### Entries taken from a collection
● ● ● ● ● ● ●

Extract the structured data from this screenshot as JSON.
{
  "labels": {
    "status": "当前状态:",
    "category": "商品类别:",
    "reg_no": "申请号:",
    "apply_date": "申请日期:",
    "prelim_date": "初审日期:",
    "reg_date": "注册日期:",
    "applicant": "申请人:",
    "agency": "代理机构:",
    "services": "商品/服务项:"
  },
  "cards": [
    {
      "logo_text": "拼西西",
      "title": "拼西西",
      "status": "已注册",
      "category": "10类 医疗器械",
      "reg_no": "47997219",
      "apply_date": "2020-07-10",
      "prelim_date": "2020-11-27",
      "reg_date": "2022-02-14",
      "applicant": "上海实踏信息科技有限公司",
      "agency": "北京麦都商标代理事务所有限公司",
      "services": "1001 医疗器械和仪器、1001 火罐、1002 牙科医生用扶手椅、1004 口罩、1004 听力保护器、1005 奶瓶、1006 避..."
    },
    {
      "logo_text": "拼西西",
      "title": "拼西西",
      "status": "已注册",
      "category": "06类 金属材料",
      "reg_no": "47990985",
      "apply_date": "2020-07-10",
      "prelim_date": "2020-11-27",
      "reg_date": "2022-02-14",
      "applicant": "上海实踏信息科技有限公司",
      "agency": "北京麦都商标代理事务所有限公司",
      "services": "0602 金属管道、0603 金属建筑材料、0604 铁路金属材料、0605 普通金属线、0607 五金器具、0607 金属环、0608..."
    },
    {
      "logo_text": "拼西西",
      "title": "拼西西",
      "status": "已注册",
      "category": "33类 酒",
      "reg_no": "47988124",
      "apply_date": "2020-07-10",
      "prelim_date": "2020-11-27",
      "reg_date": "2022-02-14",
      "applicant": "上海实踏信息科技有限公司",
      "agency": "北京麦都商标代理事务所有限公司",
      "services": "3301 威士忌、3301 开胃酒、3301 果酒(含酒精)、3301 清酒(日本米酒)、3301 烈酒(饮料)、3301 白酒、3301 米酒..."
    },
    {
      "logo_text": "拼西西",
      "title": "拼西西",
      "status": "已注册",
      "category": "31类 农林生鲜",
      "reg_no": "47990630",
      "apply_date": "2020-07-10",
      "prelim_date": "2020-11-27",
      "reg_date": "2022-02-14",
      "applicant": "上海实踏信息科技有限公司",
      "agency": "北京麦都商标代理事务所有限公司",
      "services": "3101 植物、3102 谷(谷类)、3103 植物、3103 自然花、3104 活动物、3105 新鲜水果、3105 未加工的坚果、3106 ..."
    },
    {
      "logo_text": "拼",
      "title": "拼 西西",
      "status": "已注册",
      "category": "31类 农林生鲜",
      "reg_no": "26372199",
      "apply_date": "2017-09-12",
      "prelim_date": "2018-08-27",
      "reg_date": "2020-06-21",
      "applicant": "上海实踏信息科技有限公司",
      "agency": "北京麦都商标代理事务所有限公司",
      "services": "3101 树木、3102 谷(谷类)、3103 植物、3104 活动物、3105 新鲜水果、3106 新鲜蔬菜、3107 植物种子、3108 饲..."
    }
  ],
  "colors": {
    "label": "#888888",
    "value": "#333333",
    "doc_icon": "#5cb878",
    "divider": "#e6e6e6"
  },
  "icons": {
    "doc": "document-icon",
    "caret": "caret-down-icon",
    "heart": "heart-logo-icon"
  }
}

● ● ● ● ● ● ●

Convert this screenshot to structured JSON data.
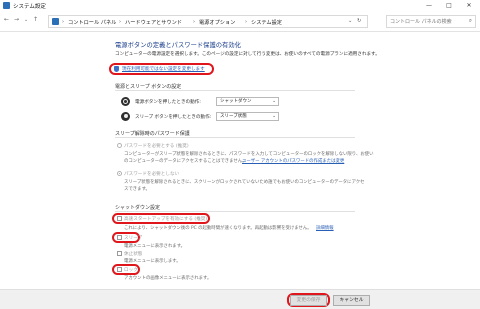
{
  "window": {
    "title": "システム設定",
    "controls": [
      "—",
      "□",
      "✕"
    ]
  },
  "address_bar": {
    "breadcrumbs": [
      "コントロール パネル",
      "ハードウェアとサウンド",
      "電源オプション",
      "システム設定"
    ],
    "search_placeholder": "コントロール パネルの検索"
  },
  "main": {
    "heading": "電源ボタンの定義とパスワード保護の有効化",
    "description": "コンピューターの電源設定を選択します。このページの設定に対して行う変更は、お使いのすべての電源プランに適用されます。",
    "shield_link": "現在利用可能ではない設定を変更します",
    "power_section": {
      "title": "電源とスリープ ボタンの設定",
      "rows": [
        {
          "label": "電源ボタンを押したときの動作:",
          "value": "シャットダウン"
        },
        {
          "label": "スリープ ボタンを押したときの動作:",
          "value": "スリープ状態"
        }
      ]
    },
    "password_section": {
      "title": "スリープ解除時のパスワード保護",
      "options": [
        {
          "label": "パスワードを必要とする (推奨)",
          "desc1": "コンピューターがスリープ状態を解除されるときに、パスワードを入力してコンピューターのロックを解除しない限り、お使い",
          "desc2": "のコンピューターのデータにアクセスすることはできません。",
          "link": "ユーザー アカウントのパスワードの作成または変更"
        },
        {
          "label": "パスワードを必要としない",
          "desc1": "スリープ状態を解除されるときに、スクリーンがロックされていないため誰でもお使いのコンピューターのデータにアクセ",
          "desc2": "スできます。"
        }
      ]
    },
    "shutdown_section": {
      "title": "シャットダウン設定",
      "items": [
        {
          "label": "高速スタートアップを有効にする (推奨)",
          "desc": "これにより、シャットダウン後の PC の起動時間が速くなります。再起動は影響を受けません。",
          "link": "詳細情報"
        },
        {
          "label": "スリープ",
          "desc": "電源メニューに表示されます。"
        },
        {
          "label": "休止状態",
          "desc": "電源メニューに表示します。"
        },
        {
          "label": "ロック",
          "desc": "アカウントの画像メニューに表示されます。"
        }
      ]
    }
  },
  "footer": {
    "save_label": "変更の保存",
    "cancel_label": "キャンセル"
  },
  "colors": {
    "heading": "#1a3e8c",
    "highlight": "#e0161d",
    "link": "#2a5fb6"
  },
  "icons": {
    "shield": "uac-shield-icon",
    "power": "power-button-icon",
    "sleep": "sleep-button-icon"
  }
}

● ● ● ● ● ● ●

### Work to be completed
Whichever lines contain the string "this", select and copy them.

### Answer to the problem
Extract the structured data from this screenshot as JSON.
Convert this screenshot to structured JSON data.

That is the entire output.